# [Instructions for the task]
Every record below should be transcribed exactly. Omit the images.

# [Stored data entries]
═══

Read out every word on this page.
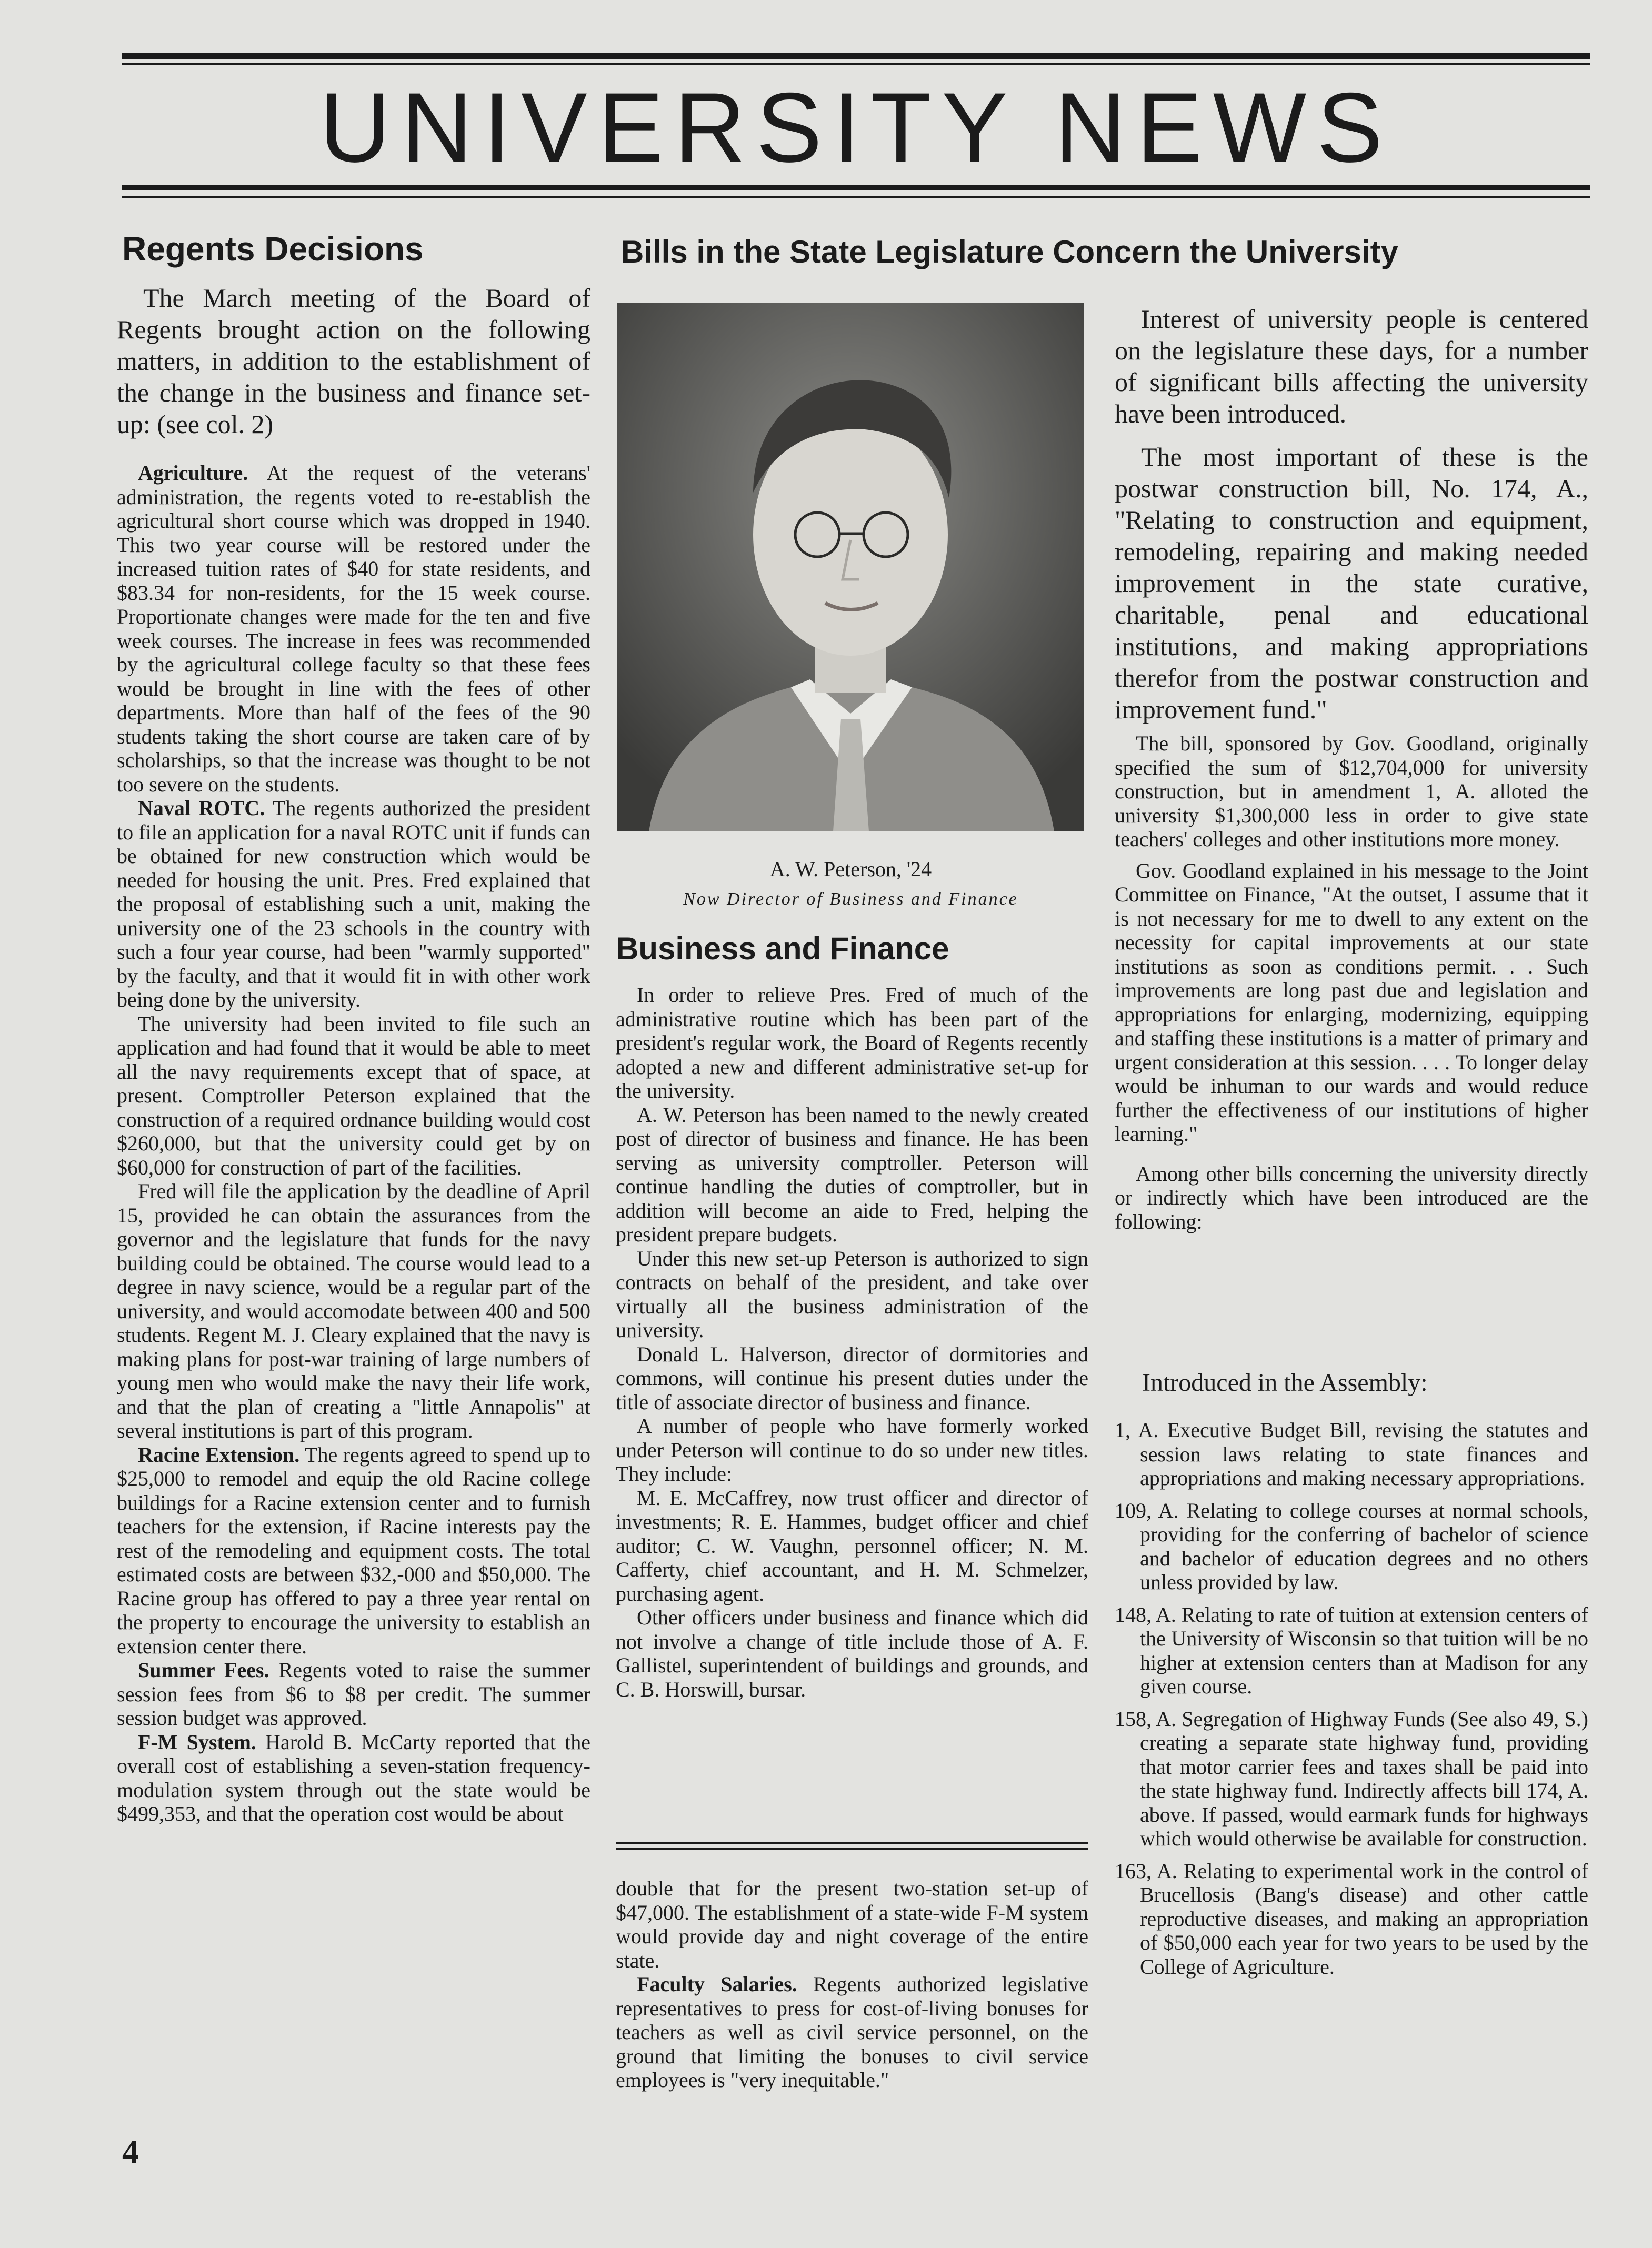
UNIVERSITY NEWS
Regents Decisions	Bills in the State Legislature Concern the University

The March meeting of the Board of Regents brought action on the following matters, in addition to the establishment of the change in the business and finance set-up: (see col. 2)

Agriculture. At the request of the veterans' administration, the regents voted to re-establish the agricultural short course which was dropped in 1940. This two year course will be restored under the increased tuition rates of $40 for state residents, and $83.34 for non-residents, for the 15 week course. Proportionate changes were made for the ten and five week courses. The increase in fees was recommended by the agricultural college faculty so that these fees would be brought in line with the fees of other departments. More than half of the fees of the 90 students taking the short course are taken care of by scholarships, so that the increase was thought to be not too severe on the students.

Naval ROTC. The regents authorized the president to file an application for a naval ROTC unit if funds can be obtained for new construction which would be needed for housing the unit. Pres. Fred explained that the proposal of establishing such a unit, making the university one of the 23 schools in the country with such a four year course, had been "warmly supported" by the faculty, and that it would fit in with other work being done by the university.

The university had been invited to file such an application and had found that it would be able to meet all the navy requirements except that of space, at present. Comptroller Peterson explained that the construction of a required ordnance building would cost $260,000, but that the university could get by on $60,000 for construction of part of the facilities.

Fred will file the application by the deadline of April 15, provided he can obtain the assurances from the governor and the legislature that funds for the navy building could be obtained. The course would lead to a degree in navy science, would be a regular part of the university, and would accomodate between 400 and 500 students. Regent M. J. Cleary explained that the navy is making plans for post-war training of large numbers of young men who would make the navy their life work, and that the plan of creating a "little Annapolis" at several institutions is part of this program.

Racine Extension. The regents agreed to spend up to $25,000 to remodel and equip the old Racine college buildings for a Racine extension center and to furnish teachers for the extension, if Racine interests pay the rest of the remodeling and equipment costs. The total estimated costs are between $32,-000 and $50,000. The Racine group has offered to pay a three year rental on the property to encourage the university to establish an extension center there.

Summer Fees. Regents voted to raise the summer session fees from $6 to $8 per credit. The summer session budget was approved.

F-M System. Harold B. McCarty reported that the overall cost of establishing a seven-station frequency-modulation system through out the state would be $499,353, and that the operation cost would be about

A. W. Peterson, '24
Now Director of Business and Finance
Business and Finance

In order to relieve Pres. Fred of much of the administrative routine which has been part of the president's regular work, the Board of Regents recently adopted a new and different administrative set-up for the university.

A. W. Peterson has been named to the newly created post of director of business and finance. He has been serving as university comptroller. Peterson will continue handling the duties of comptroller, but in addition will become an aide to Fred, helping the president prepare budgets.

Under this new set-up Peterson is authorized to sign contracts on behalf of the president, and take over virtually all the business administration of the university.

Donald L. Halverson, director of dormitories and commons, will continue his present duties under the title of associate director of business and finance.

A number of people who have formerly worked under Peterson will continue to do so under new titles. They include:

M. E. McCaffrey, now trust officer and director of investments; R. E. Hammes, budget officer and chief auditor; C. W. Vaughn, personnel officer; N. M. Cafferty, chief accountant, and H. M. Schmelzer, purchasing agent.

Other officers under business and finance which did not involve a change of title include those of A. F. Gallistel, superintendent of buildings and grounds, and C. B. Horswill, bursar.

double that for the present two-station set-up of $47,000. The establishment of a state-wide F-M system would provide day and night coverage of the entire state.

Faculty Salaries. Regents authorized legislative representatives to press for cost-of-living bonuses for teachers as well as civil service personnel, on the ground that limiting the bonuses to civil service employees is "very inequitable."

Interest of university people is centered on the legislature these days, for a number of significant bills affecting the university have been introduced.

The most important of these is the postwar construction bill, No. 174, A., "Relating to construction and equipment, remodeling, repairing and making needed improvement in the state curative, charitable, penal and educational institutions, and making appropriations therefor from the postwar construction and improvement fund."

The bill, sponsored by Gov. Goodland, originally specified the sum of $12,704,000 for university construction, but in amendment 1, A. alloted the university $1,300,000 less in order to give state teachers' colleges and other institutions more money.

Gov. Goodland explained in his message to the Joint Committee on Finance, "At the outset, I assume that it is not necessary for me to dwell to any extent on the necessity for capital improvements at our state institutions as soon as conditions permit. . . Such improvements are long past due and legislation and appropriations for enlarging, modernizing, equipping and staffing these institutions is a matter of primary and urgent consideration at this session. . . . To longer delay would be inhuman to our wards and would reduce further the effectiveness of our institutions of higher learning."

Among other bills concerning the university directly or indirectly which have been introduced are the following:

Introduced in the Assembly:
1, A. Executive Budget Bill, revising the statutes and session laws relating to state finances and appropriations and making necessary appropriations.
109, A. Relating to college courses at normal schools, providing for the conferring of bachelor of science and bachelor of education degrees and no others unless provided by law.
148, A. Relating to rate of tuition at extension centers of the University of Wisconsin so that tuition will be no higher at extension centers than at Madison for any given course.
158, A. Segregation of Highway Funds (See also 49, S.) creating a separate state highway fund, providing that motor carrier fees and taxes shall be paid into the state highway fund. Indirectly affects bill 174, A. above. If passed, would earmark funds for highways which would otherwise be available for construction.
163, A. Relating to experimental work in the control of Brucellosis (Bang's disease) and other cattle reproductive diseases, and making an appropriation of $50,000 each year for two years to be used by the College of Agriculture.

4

═══

# [Result of the task]
Read out every word on this page.
UNIVERSITY NEWS
Regents Decisions	Bills in the State Legislature Concern the University

The March meeting of the Board of Regents brought action on the following matters, in addition to the establishment of the change in the business and finance set-up: (see col. 2)

Agriculture. At the request of the veterans' administration, the regents voted to re-establish the agricultural short course which was dropped in 1940. This two year course will be restored under the increased tuition rates of $40 for state residents, and $83.34 for non-residents, for the 15 week course. Proportionate changes were made for the ten and five week courses. The increase in fees was recommended by the agricultural college faculty so that these fees would be brought in line with the fees of other departments. More than half of the fees of the 90 students taking the short course are taken care of by scholarships, so that the increase was thought to be not too severe on the students.

Naval ROTC. The regents authorized the president to file an application for a naval ROTC unit if funds can be obtained for new construction which would be needed for housing the unit. Pres. Fred explained that the proposal of establishing such a unit, making the university one of the 23 schools in the country with such a four year course, had been "warmly supported" by the faculty, and that it would fit in with other work being done by the university.

The university had been invited to file such an application and had found that it would be able to meet all the navy requirements except that of space, at present. Comptroller Peterson explained that the construction of a required ordnance building would cost $260,000, but that the university could get by on $60,000 for construction of part of the facilities.

Fred will file the application by the deadline of April 15, provided he can obtain the assurances from the governor and the legislature that funds for the navy building could be obtained. The course would lead to a degree in navy science, would be a regular part of the university, and would accomodate between 400 and 500 students. Regent M. J. Cleary explained that the navy is making plans for post-war training of large numbers of young men who would make the navy their life work, and that the plan of creating a "little Annapolis" at several institutions is part of this program.

Racine Extension. The regents agreed to spend up to $25,000 to remodel and equip the old Racine college buildings for a Racine extension center and to furnish teachers for the extension, if Racine interests pay the rest of the remodeling and equipment costs. The total estimated costs are between $32,-000 and $50,000. The Racine group has offered to pay a three year rental on the property to encourage the university to establish an extension center there.

Summer Fees. Regents voted to raise the summer session fees from $6 to $8 per credit. The summer session budget was approved.

F-M System. Harold B. McCarty reported that the overall cost of establishing a seven-station frequency-modulation system through out the state would be $499,353, and that the operation cost would be about

A. W. Peterson, '24
Now Director of Business and Finance
Business and Finance

In order to relieve Pres. Fred of much of the administrative routine which has been part of the president's regular work, the Board of Regents recently adopted a new and different administrative set-up for the university.

A. W. Peterson has been named to the newly created post of director of business and finance. He has been serving as university comptroller. Peterson will continue handling the duties of comptroller, but in addition will become an aide to Fred, helping the president prepare budgets.

Under this new set-up Peterson is authorized to sign contracts on behalf of the president, and take over virtually all the business administration of the university.

Donald L. Halverson, director of dormitories and commons, will continue his present duties under the title of associate director of business and finance.

A number of people who have formerly worked under Peterson will continue to do so under new titles. They include:

M. E. McCaffrey, now trust officer and director of investments; R. E. Hammes, budget officer and chief auditor; C. W. Vaughn, personnel officer; N. M. Cafferty, chief accountant, and H. M. Schmelzer, purchasing agent.

Other officers under business and finance which did not involve a change of title include those of A. F. Gallistel, superintendent of buildings and grounds, and C. B. Horswill, bursar.

double that for the present two-station set-up of $47,000. The establishment of a state-wide F-M system would provide day and night coverage of the entire state.

Faculty Salaries. Regents authorized legislative representatives to press for cost-of-living bonuses for teachers as well as civil service personnel, on the ground that limiting the bonuses to civil service employees is "very inequitable."

Interest of university people is centered on the legislature these days, for a number of significant bills affecting the university have been introduced.

The most important of these is the postwar construction bill, No. 174, A., "Relating to construction and equipment, remodeling, repairing and making needed improvement in the state curative, charitable, penal and educational institutions, and making appropriations therefor from the postwar construction and improvement fund."

The bill, sponsored by Gov. Goodland, originally specified the sum of $12,704,000 for university construction, but in amendment 1, A. alloted the university $1,300,000 less in order to give state teachers' colleges and other institutions more money.

Gov. Goodland explained in his message to the Joint Committee on Finance, "At the outset, I assume that it is not necessary for me to dwell to any extent on the necessity for capital improvements at our state institutions as soon as conditions permit. . . Such improvements are long past due and legislation and appropriations for enlarging, modernizing, equipping and staffing these institutions is a matter of primary and urgent consideration at this session. . . . To longer delay would be inhuman to our wards and would reduce further the effectiveness of our institutions of higher learning."

Among other bills concerning the university directly or indirectly which have been introduced are the following:

Introduced in the Assembly:
1, A. Executive Budget Bill, revising the statutes and session laws relating to state finances and appropriations and making necessary appropriations.
109, A. Relating to college courses at normal schools, providing for the conferring of bachelor of science and bachelor of education degrees and no others unless provided by law.
148, A. Relating to rate of tuition at extension centers of the University of Wisconsin so that tuition will be no higher at extension centers than at Madison for any given course.
158, A. Segregation of Highway Funds (See also 49, S.) creating a separate state highway fund, providing that motor carrier fees and taxes shall be paid into the state highway fund. Indirectly affects bill 174, A. above. If passed, would earmark funds for highways which would otherwise be available for construction.
163, A. Relating to experimental work in the control of Brucellosis (Bang's disease) and other cattle reproductive diseases, and making an appropriation of $50,000 each year for two years to be used by the College of Agriculture.

4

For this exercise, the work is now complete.